Pictures don't belong in the copy; print all the records exactly.

<<<<

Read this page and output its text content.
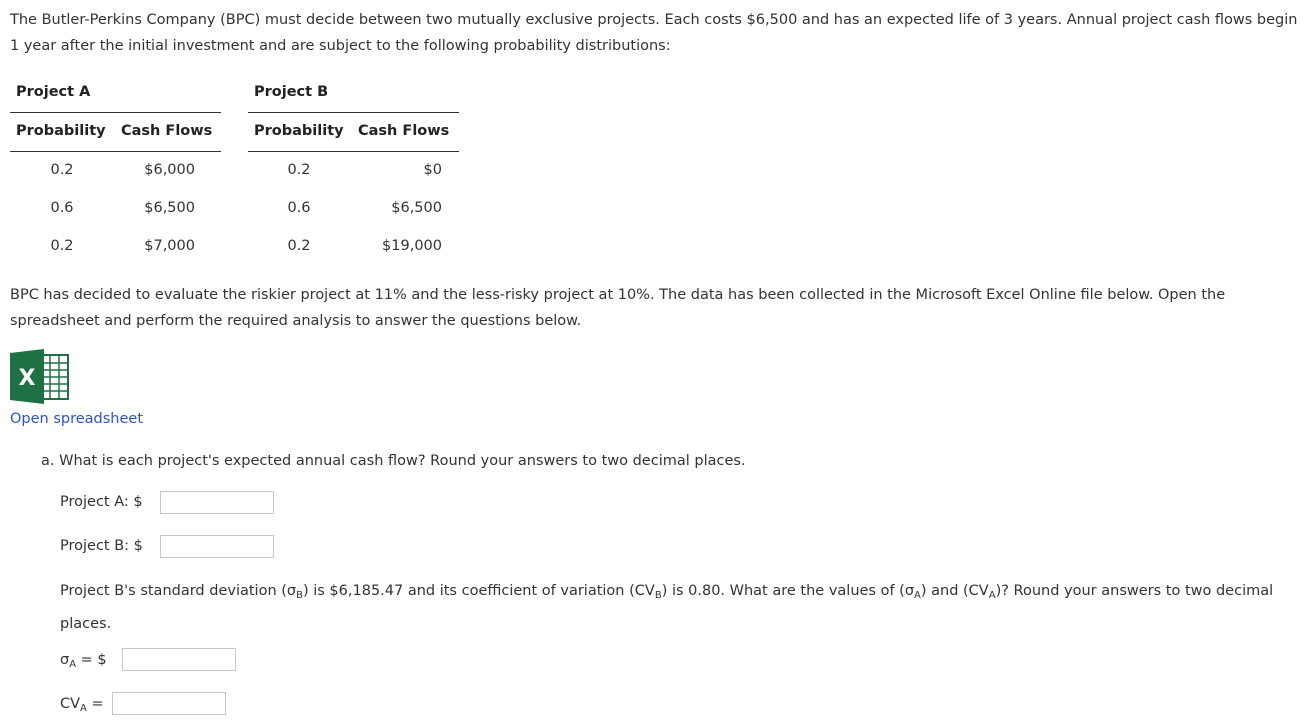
The Butler-Perkins Company (BPC) must decide between two mutually exclusive projects. Each costs $6,500 and has an expected life of 3 years. Annual project cash flows begin 1 year after the initial investment and are subject to the following probability distributions:

Project A
Probability Cash Flows
0.2	$6,000
0.6	$6,500
0.2	$7,000
Project B
Probability Cash Flows
0.2	$0
0.6	$6,500
0.2	$19,000

BPC has decided to evaluate the riskier project at 11% and the less-risky project at 10%. The data has been collected in the Microsoft Excel Online file below. Open the spreadsheet and perform the required analysis to answer the questions below.

X
Open spreadsheet
a. What is each project's expected annual cash flow? Round your answers to two decimal places.
Project A: $
Project B: $

Project B's standard deviation $(\sigma_B)$ is $6,185.47 and its coefficient of variation $(CV_B)$ is 0.80. What are the values of $(\sigma_A)$ and $(CV_A)$? Round your answers to two decimal places.

$\sigma_A$ = $
$CV_A$ =
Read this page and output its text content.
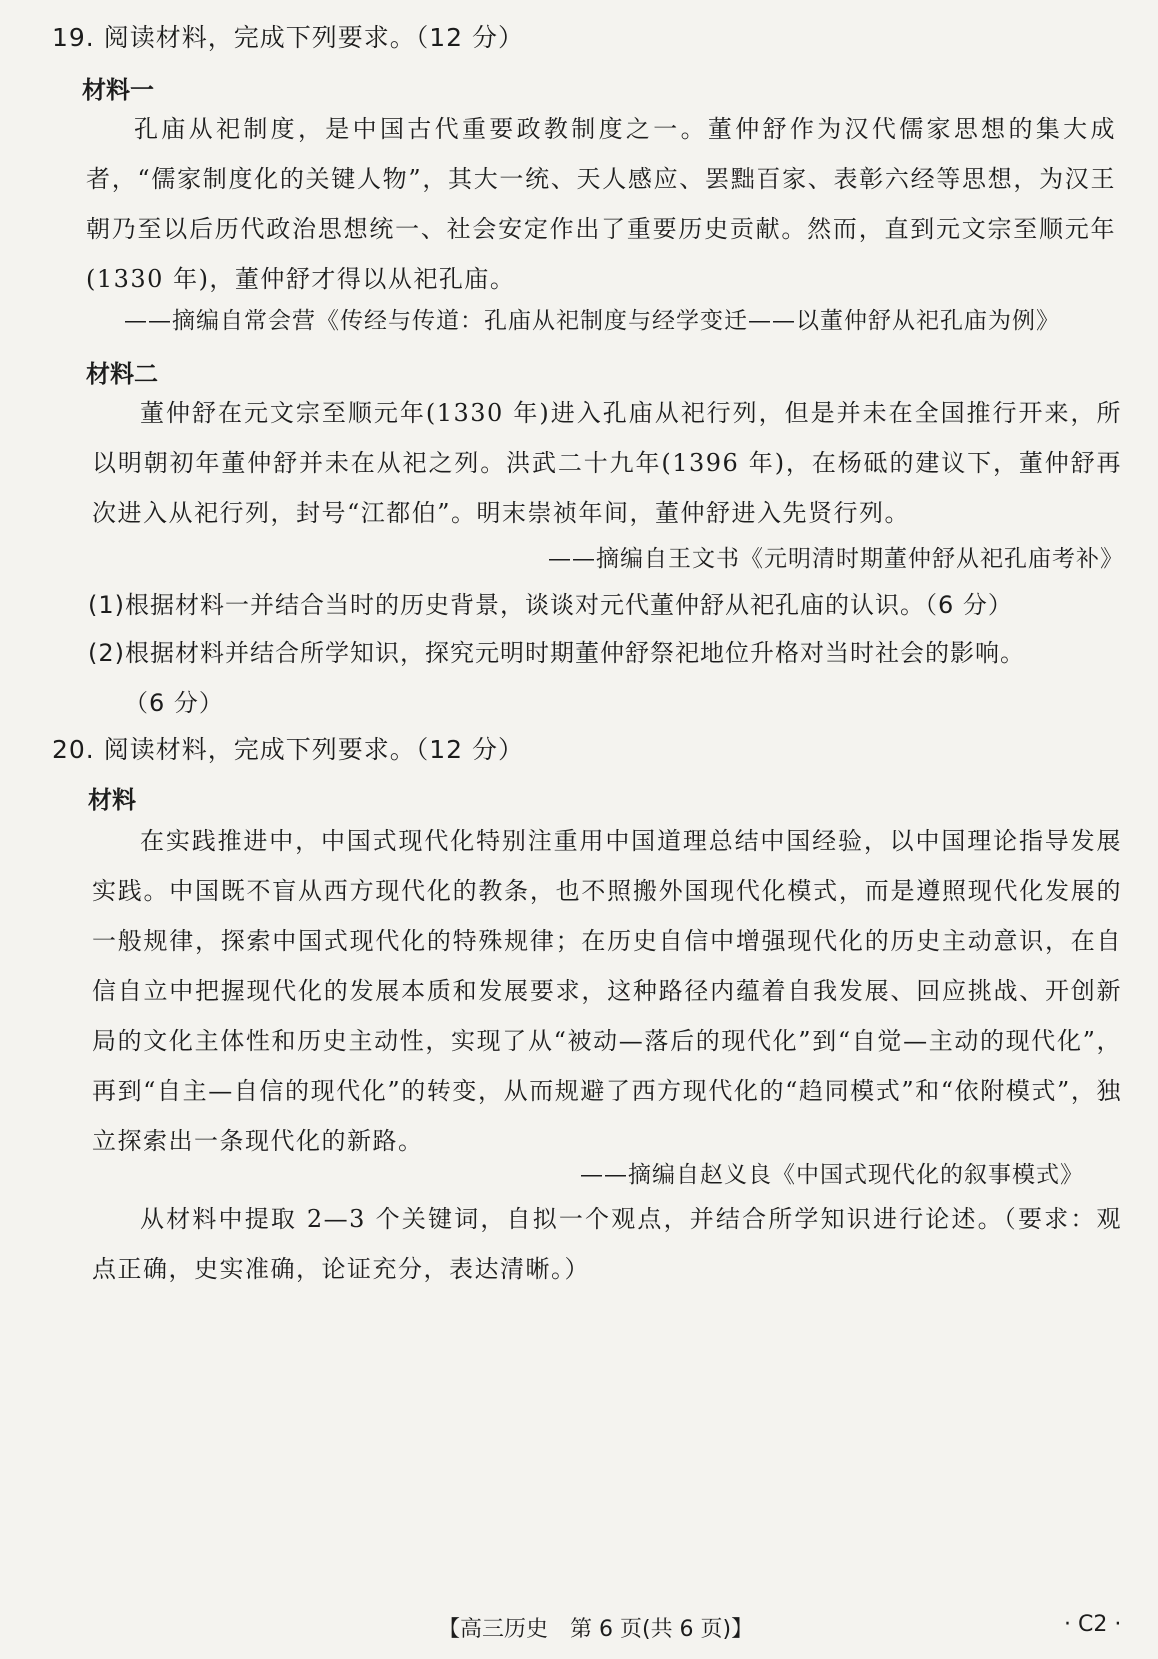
19. 阅读材料，完成下列要求。（12 分）
材料一
孔庙从祀制度，是中国古代重要政教制度之一。董仲舒作为汉代儒家思想的集大成者，“儒家制度化的关键人物”，其大一统、天人感应、罢黜百家、表彰六经等思想，为汉王朝乃至以后历代政治思想统一、社会安定作出了重要历史贡献。然而，直到元文宗至顺元年(1330 年)，董仲舒才得以从祀孔庙。
——摘编自常会营《传经与传道：孔庙从祀制度与经学变迁——以董仲舒从祀孔庙为例》
材料二
董仲舒在元文宗至顺元年(1330 年)进入孔庙从祀行列，但是并未在全国推行开来，所以明朝初年董仲舒并未在从祀之列。洪武二十九年(1396 年)，在杨砥的建议下，董仲舒再次进入从祀行列，封号“江都伯”。明末崇祯年间，董仲舒进入先贤行列。
——摘编自王文书《元明清时期董仲舒从祀孔庙考补》
(1)根据材料一并结合当时的历史背景，谈谈对元代董仲舒从祀孔庙的认识。（6 分）
(2)根据材料并结合所学知识，探究元明时期董仲舒祭祀地位升格对当时社会的影响。
（6 分）
20. 阅读材料，完成下列要求。（12 分）
材料
在实践推进中，中国式现代化特别注重用中国道理总结中国经验，以中国理论指导发展实践。中国既不盲从西方现代化的教条，也不照搬外国现代化模式，而是遵照现代化发展的一般规律，探索中国式现代化的特殊规律；在历史自信中增强现代化的历史主动意识，在自信自立中把握现代化的发展本质和发展要求，这种路径内蕴着自我发展、回应挑战、开创新局的文化主体性和历史主动性，实现了从“被动—落后的现代化”到“自觉—主动的现代化”，再到“自主—自信的现代化”的转变，从而规避了西方现代化的“趋同模式”和“依附模式”，独立探索出一条现代化的新路。
——摘编自赵义良《中国式现代化的叙事模式》
从材料中提取 2—3 个关键词，自拟一个观点，并结合所学知识进行论述。（要求：观点正确，史实准确，论证充分，表达清晰。）
【高三历史　第 6 页(共 6 页)】	· C2 ·
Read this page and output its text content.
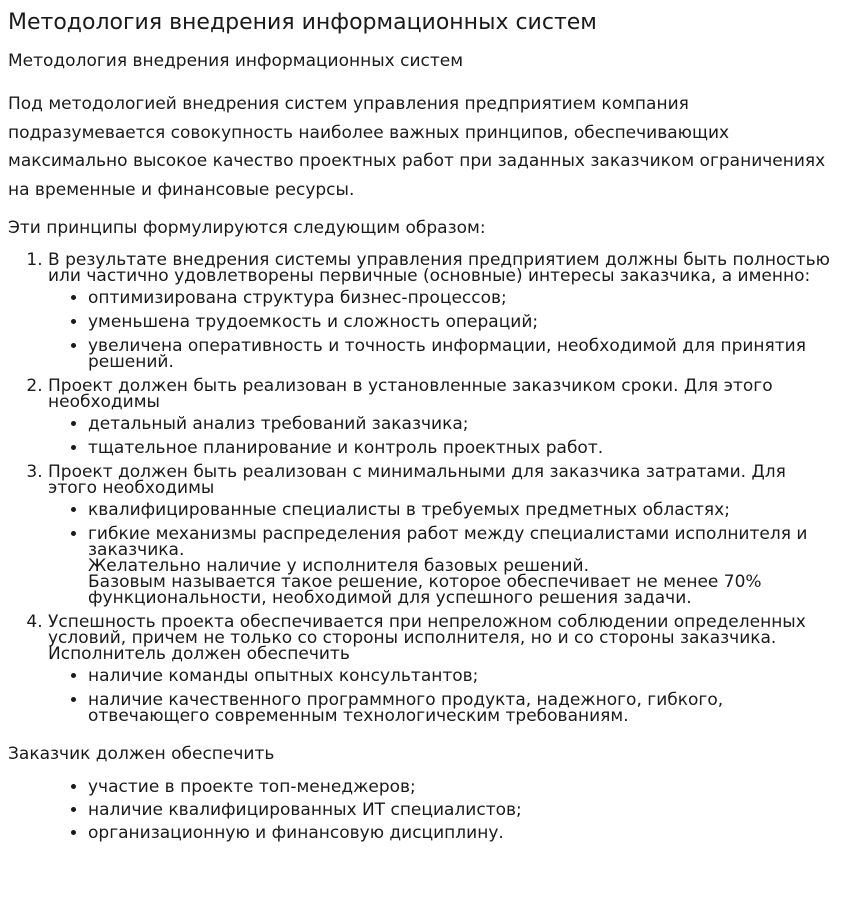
Методология внедрения информационных систем

Методология внедрения информационных систем

Под методологией внедрения систем управления предприятием компания подразумевается совокупность наиболее важных принципов, обеспечивающих максимально высокое качество проектных работ при заданных заказчиком ограничениях на временные и финансовые ресурсы.

Эти принципы формулируются следующим образом:

1. В результате внедрения системы управления предприятием должны быть полностью или частично удовлетворены первичные (основные) интересы заказчика, а именно:
• оптимизирована структура бизнес-процессов;
• уменьшена трудоемкость и сложность операций;
• увеличена оперативность и точность информации, необходимой для принятия решений.
2. Проект должен быть реализован в установленные заказчиком сроки. Для этого необходимы
• детальный анализ требований заказчика;
• тщательное планирование и контроль проектных работ.
3. Проект должен быть реализован с минимальными для заказчика затратами. Для этого необходимы
• квалифицированные специалисты в требуемых предметных областях;
• гибкие механизмы распределения работ между специалистами исполнителя и заказчика.
Желательно наличие у исполнителя базовых решений.
Базовым называется такое решение, которое обеспечивает не менее 70% функциональности, необходимой для успешного решения задачи.
4. Успешность проекта обеспечивается при непреложном соблюдении определенных условий, причем не только со стороны исполнителя, но и со стороны заказчика. Исполнитель должен обеспечить
• наличие команды опытных консультантов;
• наличие качественного программного продукта, надежного, гибкого, отвечающего современным технологическим требованиям.

Заказчик должен обеспечить

• участие в проекте топ-менеджеров;
• наличие квалифицированных ИТ специалистов;
• организационную и финансовую дисциплину.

>>>>

Exercise output —
Read this page and output its text content.
The Butler-Perkins Company (BPC) must decide between two mutually exclusive projects. Each costs $6,500 and has an expected life of 3 years. Annual project cash flows begin 1 year after the initial investment and are subject to the following probability distributions:

Project A
Probability Cash Flows
0.2	$6,000
0.6	$6,500
0.2	$7,000
Project B
Probability Cash Flows
0.2	$0
0.6	$6,500
0.2	$19,000

BPC has decided to evaluate the riskier project at 11% and the less-risky project at 10%. The data has been collected in the Microsoft Excel Online file below. Open the spreadsheet and perform the required analysis to answer the questions below.

X
Open spreadsheet
a. What is each project's expected annual cash flow? Round your answers to two decimal places.
Project A: $
Project B: $

Project B's standard deviation $(\sigma_B)$ is $6,185.47 and its coefficient of variation $(CV_B)$ is 0.80. What are the values of $(\sigma_A)$ and $(CV_A)$? Round your answers to two decimal places.

$\sigma_A$ = $
$CV_A$ =
Read this page and output its text content.
19. 阅读材料，完成下列要求。（12 分）
材料一
孔庙从祀制度，是中国古代重要政教制度之一。董仲舒作为汉代儒家思想的集大成者，“儒家制度化的关键人物”，其大一统、天人感应、罢黜百家、表彰六经等思想，为汉王朝乃至以后历代政治思想统一、社会安定作出了重要历史贡献。然而，直到元文宗至顺元年(1330 年)，董仲舒才得以从祀孔庙。
——摘编自常会营《传经与传道：孔庙从祀制度与经学变迁——以董仲舒从祀孔庙为例》
材料二
董仲舒在元文宗至顺元年(1330 年)进入孔庙从祀行列，但是并未在全国推行开来，所以明朝初年董仲舒并未在从祀之列。洪武二十九年(1396 年)，在杨砥的建议下，董仲舒再次进入从祀行列，封号“江都伯”。明末崇祯年间，董仲舒进入先贤行列。
——摘编自王文书《元明清时期董仲舒从祀孔庙考补》
(1)根据材料一并结合当时的历史背景，谈谈对元代董仲舒从祀孔庙的认识。（6 分）
(2)根据材料并结合所学知识，探究元明时期董仲舒祭祀地位升格对当时社会的影响。
（6 分）
20. 阅读材料，完成下列要求。（12 分）
材料
在实践推进中，中国式现代化特别注重用中国道理总结中国经验，以中国理论指导发展实践。中国既不盲从西方现代化的教条，也不照搬外国现代化模式，而是遵照现代化发展的一般规律，探索中国式现代化的特殊规律；在历史自信中增强现代化的历史主动意识，在自信自立中把握现代化的发展本质和发展要求，这种路径内蕴着自我发展、回应挑战、开创新局的文化主体性和历史主动性，实现了从“被动—落后的现代化”到“自觉—主动的现代化”，再到“自主—自信的现代化”的转变，从而规避了西方现代化的“趋同模式”和“依附模式”，独立探索出一条现代化的新路。
——摘编自赵义良《中国式现代化的叙事模式》
从材料中提取 2—3 个关键词，自拟一个观点，并结合所学知识进行论述。（要求：观点正确，史实准确，论证充分，表达清晰。）
【高三历史　第 6 页(共 6 页)】	· C2 ·
Read this page and output its text content.
Методология внедрения информационных систем

Методология внедрения информационных систем

Под методологией внедрения систем управления предприятием компания подразумевается совокупность наиболее важных принципов, обеспечивающих максимально высокое качество проектных работ при заданных заказчиком ограничениях на временные и финансовые ресурсы.

Эти принципы формулируются следующим образом:

1. В результате внедрения системы управления предприятием должны быть полностью или частично удовлетворены первичные (основные) интересы заказчика, а именно:
• оптимизирована структура бизнес-процессов;
• уменьшена трудоемкость и сложность операций;
• увеличена оперативность и точность информации, необходимой для принятия решений.
2. Проект должен быть реализован в установленные заказчиком сроки. Для этого необходимы
• детальный анализ требований заказчика;
• тщательное планирование и контроль проектных работ.
3. Проект должен быть реализован с минимальными для заказчика затратами. Для этого необходимы
• квалифицированные специалисты в требуемых предметных областях;
• гибкие механизмы распределения работ между специалистами исполнителя и заказчика.
Желательно наличие у исполнителя базовых решений.
Базовым называется такое решение, которое обеспечивает не менее 70% функциональности, необходимой для успешного решения задачи.
4. Успешность проекта обеспечивается при непреложном соблюдении определенных условий, причем не только со стороны исполнителя, но и со стороны заказчика. Исполнитель должен обеспечить
• наличие команды опытных консультантов;
• наличие качественного программного продукта, надежного, гибкого, отвечающего современным технологическим требованиям.

Заказчик должен обеспечить

• участие в проекте топ-менеджеров;
• наличие квалифицированных ИТ специалистов;
• организационную и финансовую дисциплину.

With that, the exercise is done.